■ **WHAT TO PRODUCE**: Type the records out again in full, exactly.

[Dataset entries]
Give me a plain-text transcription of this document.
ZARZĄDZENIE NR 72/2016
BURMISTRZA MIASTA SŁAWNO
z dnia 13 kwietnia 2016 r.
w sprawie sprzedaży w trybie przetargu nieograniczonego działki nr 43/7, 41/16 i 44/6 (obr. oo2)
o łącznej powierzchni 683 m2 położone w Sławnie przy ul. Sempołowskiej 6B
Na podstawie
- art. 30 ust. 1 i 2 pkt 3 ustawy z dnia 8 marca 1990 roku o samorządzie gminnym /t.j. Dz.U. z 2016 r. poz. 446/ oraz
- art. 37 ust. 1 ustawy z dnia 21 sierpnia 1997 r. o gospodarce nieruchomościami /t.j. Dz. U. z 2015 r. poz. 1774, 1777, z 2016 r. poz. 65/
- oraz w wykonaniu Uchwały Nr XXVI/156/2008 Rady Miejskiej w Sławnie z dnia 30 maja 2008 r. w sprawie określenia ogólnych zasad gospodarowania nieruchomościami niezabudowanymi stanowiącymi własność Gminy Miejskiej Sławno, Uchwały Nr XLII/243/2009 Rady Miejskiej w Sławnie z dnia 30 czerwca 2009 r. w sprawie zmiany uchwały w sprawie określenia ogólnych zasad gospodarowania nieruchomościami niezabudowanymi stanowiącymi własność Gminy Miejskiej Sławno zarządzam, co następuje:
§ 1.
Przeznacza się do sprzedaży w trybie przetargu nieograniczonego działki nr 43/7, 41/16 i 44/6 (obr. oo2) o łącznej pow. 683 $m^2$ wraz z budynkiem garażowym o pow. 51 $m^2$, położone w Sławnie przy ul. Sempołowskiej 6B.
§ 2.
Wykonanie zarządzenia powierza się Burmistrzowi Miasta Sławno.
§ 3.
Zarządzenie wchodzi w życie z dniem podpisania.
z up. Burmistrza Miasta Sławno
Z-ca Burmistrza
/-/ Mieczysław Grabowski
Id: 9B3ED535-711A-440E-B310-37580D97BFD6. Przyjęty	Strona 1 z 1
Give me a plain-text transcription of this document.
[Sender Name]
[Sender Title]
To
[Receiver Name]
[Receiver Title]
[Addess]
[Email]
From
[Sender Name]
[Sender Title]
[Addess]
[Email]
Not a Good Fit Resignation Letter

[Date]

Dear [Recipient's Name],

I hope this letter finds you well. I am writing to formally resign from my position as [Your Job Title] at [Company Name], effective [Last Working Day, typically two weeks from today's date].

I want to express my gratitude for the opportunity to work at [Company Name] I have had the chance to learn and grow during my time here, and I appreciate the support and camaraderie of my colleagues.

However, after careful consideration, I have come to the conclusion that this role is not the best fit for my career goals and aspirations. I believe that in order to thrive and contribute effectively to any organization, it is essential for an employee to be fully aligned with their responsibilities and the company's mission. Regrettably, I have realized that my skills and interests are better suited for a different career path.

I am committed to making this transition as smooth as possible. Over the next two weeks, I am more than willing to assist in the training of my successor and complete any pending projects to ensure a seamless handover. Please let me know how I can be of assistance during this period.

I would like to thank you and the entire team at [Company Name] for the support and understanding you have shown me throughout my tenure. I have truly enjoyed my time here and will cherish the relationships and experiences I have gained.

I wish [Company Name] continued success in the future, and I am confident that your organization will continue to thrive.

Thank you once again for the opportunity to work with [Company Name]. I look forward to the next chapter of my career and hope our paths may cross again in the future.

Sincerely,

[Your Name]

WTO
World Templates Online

■ **RESULT FOR THIS EXERCISE**:
Give me a plain-text transcription of this document.
ZARZĄDZENIE NR 72/2016
BURMISTRZA MIASTA SŁAWNO
z dnia 13 kwietnia 2016 r.
w sprawie sprzedaży w trybie przetargu nieograniczonego działki nr 43/7, 41/16 i 44/6 (obr. oo2)
o łącznej powierzchni 683 m2 położone w Sławnie przy ul. Sempołowskiej 6B
Na podstawie
- art. 30 ust. 1 i 2 pkt 3 ustawy z dnia 8 marca 1990 roku o samorządzie gminnym /t.j. Dz.U. z 2016 r. poz. 446/ oraz
- art. 37 ust. 1 ustawy z dnia 21 sierpnia 1997 r. o gospodarce nieruchomościami /t.j. Dz. U. z 2015 r. poz. 1774, 1777, z 2016 r. poz. 65/
- oraz w wykonaniu Uchwały Nr XXVI/156/2008 Rady Miejskiej w Sławnie z dnia 30 maja 2008 r. w sprawie określenia ogólnych zasad gospodarowania nieruchomościami niezabudowanymi stanowiącymi własność Gminy Miejskiej Sławno, Uchwały Nr XLII/243/2009 Rady Miejskiej w Sławnie z dnia 30 czerwca 2009 r. w sprawie zmiany uchwały w sprawie określenia ogólnych zasad gospodarowania nieruchomościami niezabudowanymi stanowiącymi własność Gminy Miejskiej Sławno zarządzam, co następuje:
§ 1.
Przeznacza się do sprzedaży w trybie przetargu nieograniczonego działki nr 43/7, 41/16 i 44/6 (obr. oo2) o łącznej pow. 683 $m^2$ wraz z budynkiem garażowym o pow. 51 $m^2$, położone w Sławnie przy ul. Sempołowskiej 6B.
§ 2.
Wykonanie zarządzenia powierza się Burmistrzowi Miasta Sławno.
§ 3.
Zarządzenie wchodzi w życie z dniem podpisania.
z up. Burmistrza Miasta Sławno
Z-ca Burmistrza
/-/ Mieczysław Grabowski
Id: 9B3ED535-711A-440E-B310-37580D97BFD6. Przyjęty	Strona 1 z 1
Give me a plain-text transcription of this document.
[Sender Name]
[Sender Title]
To
[Receiver Name]
[Receiver Title]
[Addess]
[Email]
From
[Sender Name]
[Sender Title]
[Addess]
[Email]
Not a Good Fit Resignation Letter

[Date]

Dear [Recipient's Name],

I hope this letter finds you well. I am writing to formally resign from my position as [Your Job Title] at [Company Name], effective [Last Working Day, typically two weeks from today's date].

I want to express my gratitude for the opportunity to work at [Company Name] I have had the chance to learn and grow during my time here, and I appreciate the support and camaraderie of my colleagues.

However, after careful consideration, I have come to the conclusion that this role is not the best fit for my career goals and aspirations. I believe that in order to thrive and contribute effectively to any organization, it is essential for an employee to be fully aligned with their responsibilities and the company's mission. Regrettably, I have realized that my skills and interests are better suited for a different career path.

I am committed to making this transition as smooth as possible. Over the next two weeks, I am more than willing to assist in the training of my successor and complete any pending projects to ensure a seamless handover. Please let me know how I can be of assistance during this period.

I would like to thank you and the entire team at [Company Name] for the support and understanding you have shown me throughout my tenure. I have truly enjoyed my time here and will cherish the relationships and experiences I have gained.

I wish [Company Name] continued success in the future, and I am confident that your organization will continue to thrive.

Thank you once again for the opportunity to work with [Company Name]. I look forward to the next chapter of my career and hope our paths may cross again in the future.

Sincerely,

[Your Name]

WTO
World Templates Online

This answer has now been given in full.